**Problem to solve**
From the records below, extract all the text exactly and leave the images behind.

-=-=-

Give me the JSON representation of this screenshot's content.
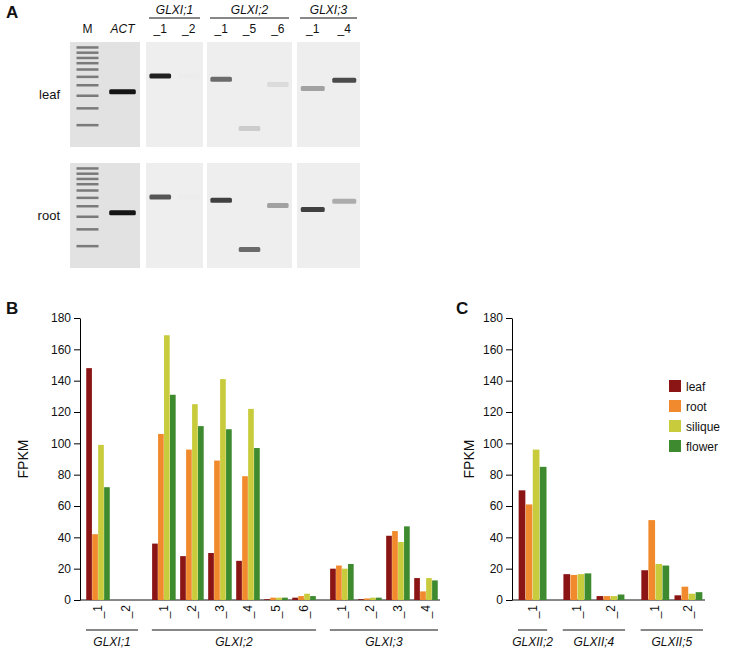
{
  "gel": {
    "label": "A",
    "header_groups": [
      {
        "name": null,
        "lanes": [
          "M",
          "ACT"
        ]
      },
      {
        "name": "GLXI;1",
        "lanes": [
          "_1",
          "_2"
        ]
      },
      {
        "name": "GLXI;2",
        "lanes": [
          "_1",
          "_5",
          "_6"
        ]
      },
      {
        "name": "GLXI;3",
        "lanes": [
          "_1",
          "_4"
        ]
      }
    ],
    "migration": [
      null,
      0.45,
      0.3,
      0.3,
      0.33,
      0.8,
      0.38,
      0.42,
      0.34
    ],
    "rows": [
      {
        "label": "leaf",
        "intensity": [
          null,
          1,
          0.95,
          0,
          0.6,
          0.15,
          0.08,
          0.35,
          0.75
        ]
      },
      {
        "label": "root",
        "intensity": [
          null,
          1,
          0.7,
          0,
          0.8,
          0.6,
          0.35,
          0.8,
          0.3
        ]
      }
    ]
  },
  "chart_data": [
    {
      "type": "bar",
      "title": "B",
      "y_label": "FPKM",
      "groups": [
        {
          "name": "GLXI;1",
          "categories": [
            "_1",
            "_2"
          ]
        },
        {
          "name": "GLXI;2",
          "categories": [
            "_1",
            "_2",
            "_3",
            "_4",
            "_5",
            "_6"
          ]
        },
        {
          "name": "GLXI;3",
          "categories": [
            "_1",
            "_2",
            "_3",
            "_4"
          ]
        }
      ],
      "series": [
        {
          "color": "#8b1414",
          "values": [
            148,
            0,
            36,
            28,
            30,
            25,
            0.5,
            1.5,
            20,
            0.5,
            41,
            14
          ]
        },
        {
          "color": "#f08a2c",
          "values": [
            42,
            0,
            106,
            96,
            89,
            79,
            1.5,
            2.5,
            22,
            1,
            44,
            5.5
          ]
        },
        {
          "color": "#c8cc3c",
          "values": [
            99,
            0,
            169,
            125,
            141,
            122,
            1.5,
            4,
            20,
            1.5,
            37,
            14
          ]
        },
        {
          "color": "#3e8a2e",
          "values": [
            72,
            0,
            131,
            111,
            109,
            97,
            1.5,
            2.5,
            23,
            1.5,
            47,
            12.5
          ]
        }
      ],
      "ylim": [
        0,
        180
      ],
      "yticks": [
        0,
        20,
        40,
        60,
        80,
        100,
        120,
        140,
        160,
        180
      ]
    },
    {
      "type": "bar",
      "title": "C",
      "y_label": "FPKM",
      "groups": [
        {
          "name": "GLXII;2",
          "categories": [
            "_1"
          ]
        },
        {
          "name": "GLXII;4",
          "categories": [
            "_1",
            "_2"
          ]
        },
        {
          "name": "GLXII;5",
          "categories": [
            "_1",
            "_2"
          ]
        }
      ],
      "series": [
        {
          "name": "leaf",
          "color": "#8b1414",
          "values": [
            70,
            16.5,
            2.5,
            19,
            3
          ]
        },
        {
          "name": "root",
          "color": "#f08a2c",
          "values": [
            61,
            16,
            2.5,
            51,
            8.5
          ]
        },
        {
          "name": "silique",
          "color": "#c8cc3c",
          "values": [
            96,
            16.5,
            2.5,
            23,
            4
          ]
        },
        {
          "name": "flower",
          "color": "#3e8a2e",
          "values": [
            85,
            17,
            3.5,
            22,
            5
          ]
        }
      ],
      "ylim": [
        0,
        180
      ],
      "yticks": [
        0,
        20,
        40,
        60,
        80,
        100,
        120,
        140,
        160,
        180
      ],
      "legend": "top-right"
    }
  ]
}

-=-=-

**The reply**
Give me the JSON representation of this screenshot's content.
{
  "gel": {
    "label": "A",
    "header_groups": [
      {
        "name": null,
        "lanes": [
          "M",
          "ACT"
        ]
      },
      {
        "name": "GLXI;1",
        "lanes": [
          "_1",
          "_2"
        ]
      },
      {
        "name": "GLXI;2",
        "lanes": [
          "_1",
          "_5",
          "_6"
        ]
      },
      {
        "name": "GLXI;3",
        "lanes": [
          "_1",
          "_4"
        ]
      }
    ],
    "migration": [
      null,
      0.45,
      0.3,
      0.3,
      0.33,
      0.8,
      0.38,
      0.42,
      0.34
    ],
    "rows": [
      {
        "label": "leaf",
        "intensity": [
          null,
          1,
          0.95,
          0,
          0.6,
          0.15,
          0.08,
          0.35,
          0.75
        ]
      },
      {
        "label": "root",
        "intensity": [
          null,
          1,
          0.7,
          0,
          0.8,
          0.6,
          0.35,
          0.8,
          0.3
        ]
      }
    ]
  },
  "chart_data": [
    {
      "type": "bar",
      "title": "B",
      "y_label": "FPKM",
      "groups": [
        {
          "name": "GLXI;1",
          "categories": [
            "_1",
            "_2"
          ]
        },
        {
          "name": "GLXI;2",
          "categories": [
            "_1",
            "_2",
            "_3",
            "_4",
            "_5",
            "_6"
          ]
        },
        {
          "name": "GLXI;3",
          "categories": [
            "_1",
            "_2",
            "_3",
            "_4"
          ]
        }
      ],
      "series": [
        {
          "color": "#8b1414",
          "values": [
            148,
            0,
            36,
            28,
            30,
            25,
            0.5,
            1.5,
            20,
            0.5,
            41,
            14
          ]
        },
        {
          "color": "#f08a2c",
          "values": [
            42,
            0,
            106,
            96,
            89,
            79,
            1.5,
            2.5,
            22,
            1,
            44,
            5.5
          ]
        },
        {
          "color": "#c8cc3c",
          "values": [
            99,
            0,
            169,
            125,
            141,
            122,
            1.5,
            4,
            20,
            1.5,
            37,
            14
          ]
        },
        {
          "color": "#3e8a2e",
          "values": [
            72,
            0,
            131,
            111,
            109,
            97,
            1.5,
            2.5,
            23,
            1.5,
            47,
            12.5
          ]
        }
      ],
      "ylim": [
        0,
        180
      ],
      "yticks": [
        0,
        20,
        40,
        60,
        80,
        100,
        120,
        140,
        160,
        180
      ]
    },
    {
      "type": "bar",
      "title": "C",
      "y_label": "FPKM",
      "groups": [
        {
          "name": "GLXII;2",
          "categories": [
            "_1"
          ]
        },
        {
          "name": "GLXII;4",
          "categories": [
            "_1",
            "_2"
          ]
        },
        {
          "name": "GLXII;5",
          "categories": [
            "_1",
            "_2"
          ]
        }
      ],
      "series": [
        {
          "name": "leaf",
          "color": "#8b1414",
          "values": [
            70,
            16.5,
            2.5,
            19,
            3
          ]
        },
        {
          "name": "root",
          "color": "#f08a2c",
          "values": [
            61,
            16,
            2.5,
            51,
            8.5
          ]
        },
        {
          "name": "silique",
          "color": "#c8cc3c",
          "values": [
            96,
            16.5,
            2.5,
            23,
            4
          ]
        },
        {
          "name": "flower",
          "color": "#3e8a2e",
          "values": [
            85,
            17,
            3.5,
            22,
            5
          ]
        }
      ],
      "ylim": [
        0,
        180
      ],
      "yticks": [
        0,
        20,
        40,
        60,
        80,
        100,
        120,
        140,
        160,
        180
      ],
      "legend": "top-right"
    }
  ]
}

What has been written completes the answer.